++++ SUPPLIED MATERIAL ++++
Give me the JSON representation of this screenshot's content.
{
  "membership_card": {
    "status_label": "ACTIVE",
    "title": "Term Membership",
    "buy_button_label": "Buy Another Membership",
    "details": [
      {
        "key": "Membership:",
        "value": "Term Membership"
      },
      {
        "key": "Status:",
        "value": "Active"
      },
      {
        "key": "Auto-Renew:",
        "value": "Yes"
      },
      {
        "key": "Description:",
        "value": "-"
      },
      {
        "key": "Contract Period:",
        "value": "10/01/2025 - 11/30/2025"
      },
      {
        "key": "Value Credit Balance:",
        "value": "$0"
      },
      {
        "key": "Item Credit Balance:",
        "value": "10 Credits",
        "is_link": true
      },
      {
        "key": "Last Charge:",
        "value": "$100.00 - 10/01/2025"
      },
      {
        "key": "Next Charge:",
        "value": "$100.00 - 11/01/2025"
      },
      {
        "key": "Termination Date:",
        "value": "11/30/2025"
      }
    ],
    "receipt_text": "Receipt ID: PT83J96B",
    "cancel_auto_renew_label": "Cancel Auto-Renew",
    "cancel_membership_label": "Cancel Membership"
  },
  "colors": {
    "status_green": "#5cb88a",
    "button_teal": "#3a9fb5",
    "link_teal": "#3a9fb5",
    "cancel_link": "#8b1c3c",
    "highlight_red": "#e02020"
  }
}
++++
[WORK TO BE COMPLETED]: Write out every line of the material again, exactly as it reads.

[CORRECT ANSWER]:
Give me the JSON representation of this screenshot's content.
{
  "membership_card": {
    "status_label": "ACTIVE",
    "title": "Term Membership",
    "buy_button_label": "Buy Another Membership",
    "details": [
      {
        "key": "Membership:",
        "value": "Term Membership"
      },
      {
        "key": "Status:",
        "value": "Active"
      },
      {
        "key": "Auto-Renew:",
        "value": "Yes"
      },
      {
        "key": "Description:",
        "value": "-"
      },
      {
        "key": "Contract Period:",
        "value": "10/01/2025 - 11/30/2025"
      },
      {
        "key": "Value Credit Balance:",
        "value": "$0"
      },
      {
        "key": "Item Credit Balance:",
        "value": "10 Credits",
        "is_link": true
      },
      {
        "key": "Last Charge:",
        "value": "$100.00 - 10/01/2025"
      },
      {
        "key": "Next Charge:",
        "value": "$100.00 - 11/01/2025"
      },
      {
        "key": "Termination Date:",
        "value": "11/30/2025"
      }
    ],
    "receipt_text": "Receipt ID: PT83J96B",
    "cancel_auto_renew_label": "Cancel Auto-Renew",
    "cancel_membership_label": "Cancel Membership"
  },
  "colors": {
    "status_green": "#5cb88a",
    "button_teal": "#3a9fb5",
    "link_teal": "#3a9fb5",
    "cancel_link": "#8b1c3c",
    "highlight_red": "#e02020"
  }
}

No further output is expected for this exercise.